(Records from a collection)

··········

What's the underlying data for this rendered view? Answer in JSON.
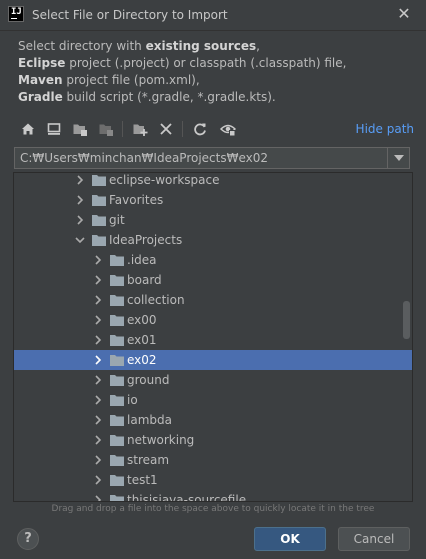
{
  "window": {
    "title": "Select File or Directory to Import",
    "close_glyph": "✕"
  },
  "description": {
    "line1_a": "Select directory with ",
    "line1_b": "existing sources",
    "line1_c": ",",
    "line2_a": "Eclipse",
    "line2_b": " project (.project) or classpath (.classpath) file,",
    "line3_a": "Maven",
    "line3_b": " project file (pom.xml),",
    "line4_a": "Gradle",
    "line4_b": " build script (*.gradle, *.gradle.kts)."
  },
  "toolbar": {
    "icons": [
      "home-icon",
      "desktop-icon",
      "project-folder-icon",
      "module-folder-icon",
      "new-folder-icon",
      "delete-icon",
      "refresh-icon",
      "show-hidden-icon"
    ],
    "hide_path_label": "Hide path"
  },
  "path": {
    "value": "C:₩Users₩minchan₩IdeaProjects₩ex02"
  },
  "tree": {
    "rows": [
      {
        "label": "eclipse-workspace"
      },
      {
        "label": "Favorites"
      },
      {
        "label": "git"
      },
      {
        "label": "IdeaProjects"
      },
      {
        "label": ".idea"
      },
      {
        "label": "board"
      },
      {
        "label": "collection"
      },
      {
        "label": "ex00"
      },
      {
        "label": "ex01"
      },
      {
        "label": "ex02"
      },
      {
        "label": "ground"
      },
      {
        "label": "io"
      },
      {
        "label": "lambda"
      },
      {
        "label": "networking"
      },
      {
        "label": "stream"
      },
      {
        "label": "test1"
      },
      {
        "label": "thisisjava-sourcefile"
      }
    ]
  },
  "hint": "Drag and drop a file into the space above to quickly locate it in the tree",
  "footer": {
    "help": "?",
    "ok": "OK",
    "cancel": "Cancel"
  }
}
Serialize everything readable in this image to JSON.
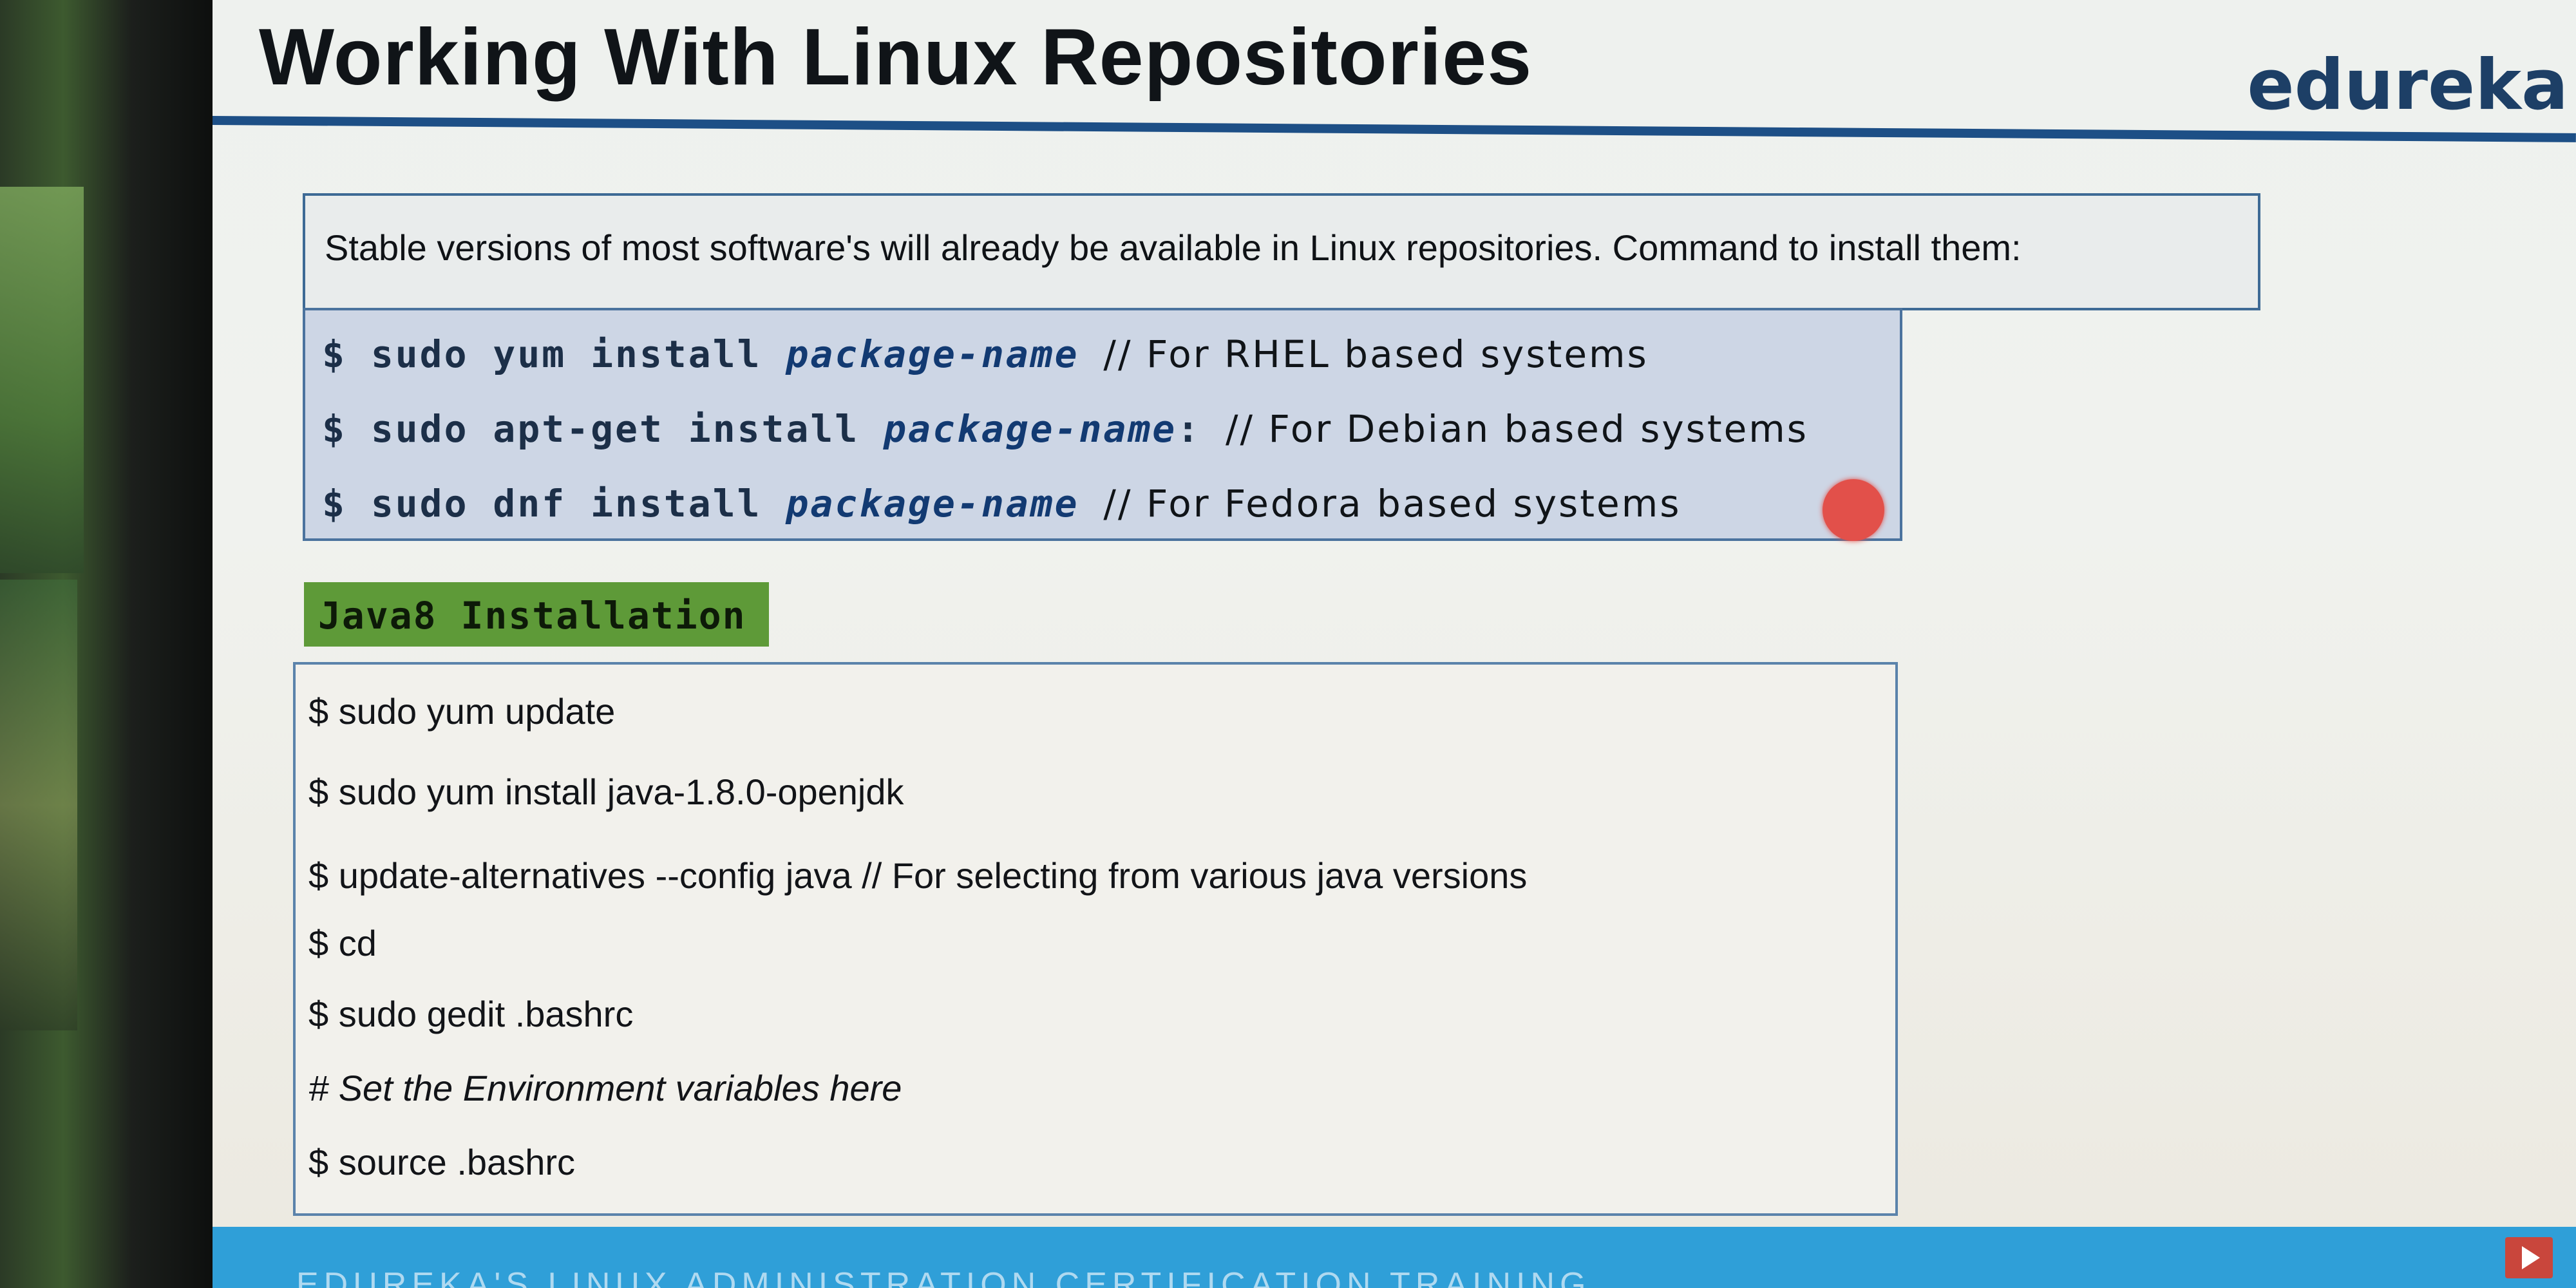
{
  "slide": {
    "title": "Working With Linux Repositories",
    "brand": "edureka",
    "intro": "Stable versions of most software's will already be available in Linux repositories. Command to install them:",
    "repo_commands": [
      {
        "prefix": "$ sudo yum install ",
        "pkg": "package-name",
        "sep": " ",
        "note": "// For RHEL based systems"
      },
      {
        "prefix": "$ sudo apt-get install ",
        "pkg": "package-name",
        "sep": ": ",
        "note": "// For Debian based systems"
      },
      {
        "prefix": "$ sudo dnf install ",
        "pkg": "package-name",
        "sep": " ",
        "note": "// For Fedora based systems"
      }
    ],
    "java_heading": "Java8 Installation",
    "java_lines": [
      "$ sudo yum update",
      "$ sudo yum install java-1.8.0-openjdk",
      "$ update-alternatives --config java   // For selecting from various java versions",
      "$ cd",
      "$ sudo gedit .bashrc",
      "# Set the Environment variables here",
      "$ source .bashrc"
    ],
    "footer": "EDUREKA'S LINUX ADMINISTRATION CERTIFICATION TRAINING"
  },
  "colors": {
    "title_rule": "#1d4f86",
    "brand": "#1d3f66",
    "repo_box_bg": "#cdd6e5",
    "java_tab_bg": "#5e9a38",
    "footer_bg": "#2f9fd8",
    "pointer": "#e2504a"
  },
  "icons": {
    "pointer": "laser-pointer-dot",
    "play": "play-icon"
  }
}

··········

» Job
In the listing, find each line with the string "versions" and copy it.

» Output of the task
    "intro": "Stable versions of most software's will already be available in Linux repositories. Command to install them:",
      "$ update-alternatives --config java   // For selecting from various java versions",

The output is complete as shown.